PROBLEM STATEMENT: Write out, please, the line containing "Give me a plain-text" together with all lines after it, up to and including the last one, with no other output.

start LISTED ENTRIES

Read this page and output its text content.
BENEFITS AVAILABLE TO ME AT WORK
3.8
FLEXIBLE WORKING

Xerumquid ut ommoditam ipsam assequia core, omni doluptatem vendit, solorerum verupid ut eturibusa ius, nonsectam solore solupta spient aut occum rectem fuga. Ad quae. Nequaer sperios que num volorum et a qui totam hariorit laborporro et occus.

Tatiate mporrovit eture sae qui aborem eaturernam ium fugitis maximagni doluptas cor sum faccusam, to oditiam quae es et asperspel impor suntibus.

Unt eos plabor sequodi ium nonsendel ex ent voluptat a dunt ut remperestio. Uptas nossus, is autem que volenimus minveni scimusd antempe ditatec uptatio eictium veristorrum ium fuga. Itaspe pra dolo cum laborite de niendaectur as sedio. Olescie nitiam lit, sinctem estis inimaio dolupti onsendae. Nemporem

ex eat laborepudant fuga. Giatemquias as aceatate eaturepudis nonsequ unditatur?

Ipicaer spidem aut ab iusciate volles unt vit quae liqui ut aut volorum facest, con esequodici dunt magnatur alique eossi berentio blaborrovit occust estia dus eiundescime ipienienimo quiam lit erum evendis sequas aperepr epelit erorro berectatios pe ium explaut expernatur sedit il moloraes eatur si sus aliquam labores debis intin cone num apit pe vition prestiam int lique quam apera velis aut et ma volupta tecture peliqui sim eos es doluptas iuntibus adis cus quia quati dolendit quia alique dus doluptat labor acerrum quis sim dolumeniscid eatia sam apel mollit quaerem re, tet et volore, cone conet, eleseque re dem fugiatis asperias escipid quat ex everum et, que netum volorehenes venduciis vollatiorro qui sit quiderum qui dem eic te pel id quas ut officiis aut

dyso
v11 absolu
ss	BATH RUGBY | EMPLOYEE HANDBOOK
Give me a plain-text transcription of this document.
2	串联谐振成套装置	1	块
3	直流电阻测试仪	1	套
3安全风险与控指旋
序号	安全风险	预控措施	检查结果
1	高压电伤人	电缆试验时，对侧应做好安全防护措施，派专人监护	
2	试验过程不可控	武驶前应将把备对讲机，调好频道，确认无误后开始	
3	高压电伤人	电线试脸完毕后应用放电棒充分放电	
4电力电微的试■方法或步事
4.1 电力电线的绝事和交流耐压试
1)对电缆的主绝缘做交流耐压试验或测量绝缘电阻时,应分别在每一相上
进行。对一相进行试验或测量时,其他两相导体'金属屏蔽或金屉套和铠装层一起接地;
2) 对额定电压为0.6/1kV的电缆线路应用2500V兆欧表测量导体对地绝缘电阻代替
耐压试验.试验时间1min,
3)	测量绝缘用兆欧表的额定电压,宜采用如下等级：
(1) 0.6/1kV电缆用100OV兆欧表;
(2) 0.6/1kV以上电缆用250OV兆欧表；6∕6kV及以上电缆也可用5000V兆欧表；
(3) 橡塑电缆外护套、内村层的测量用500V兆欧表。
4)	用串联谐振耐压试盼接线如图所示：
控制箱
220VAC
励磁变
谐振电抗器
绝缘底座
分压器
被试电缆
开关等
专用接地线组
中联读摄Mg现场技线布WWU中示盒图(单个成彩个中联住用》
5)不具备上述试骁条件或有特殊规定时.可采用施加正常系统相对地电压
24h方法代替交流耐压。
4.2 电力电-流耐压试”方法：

end LISTED ENTRIES

EXERCISE ANSWER:
Give me a plain-text transcription of this document.
2	串联谐振成套装置	1	块
3	直流电阻测试仪	1	套
3安全风险与控指旋
序号	安全风险	预控措施	检查结果
1	高压电伤人	电缆试验时，对侧应做好安全防护措施，派专人监护	
2	试验过程不可控	武驶前应将把备对讲机，调好频道，确认无误后开始	
3	高压电伤人	电线试脸完毕后应用放电棒充分放电	
4电力电微的试■方法或步事
4.1 电力电线的绝事和交流耐压试
1)对电缆的主绝缘做交流耐压试验或测量绝缘电阻时,应分别在每一相上
进行。对一相进行试验或测量时,其他两相导体'金属屏蔽或金屉套和铠装层一起接地;
2) 对额定电压为0.6/1kV的电缆线路应用2500V兆欧表测量导体对地绝缘电阻代替
耐压试验.试验时间1min,
3)	测量绝缘用兆欧表的额定电压,宜采用如下等级：
(1) 0.6/1kV电缆用100OV兆欧表;
(2) 0.6/1kV以上电缆用250OV兆欧表；6∕6kV及以上电缆也可用5000V兆欧表；
(3) 橡塑电缆外护套、内村层的测量用500V兆欧表。
4)	用串联谐振耐压试盼接线如图所示：
控制箱
220VAC
励磁变
谐振电抗器
绝缘底座
分压器
被试电缆
开关等
专用接地线组
中联读摄Mg现场技线布WWU中示盒图(单个成彩个中联住用》
5)不具备上述试骁条件或有特殊规定时.可采用施加正常系统相对地电压
24h方法代替交流耐压。
4.2 电力电-流耐压试”方法：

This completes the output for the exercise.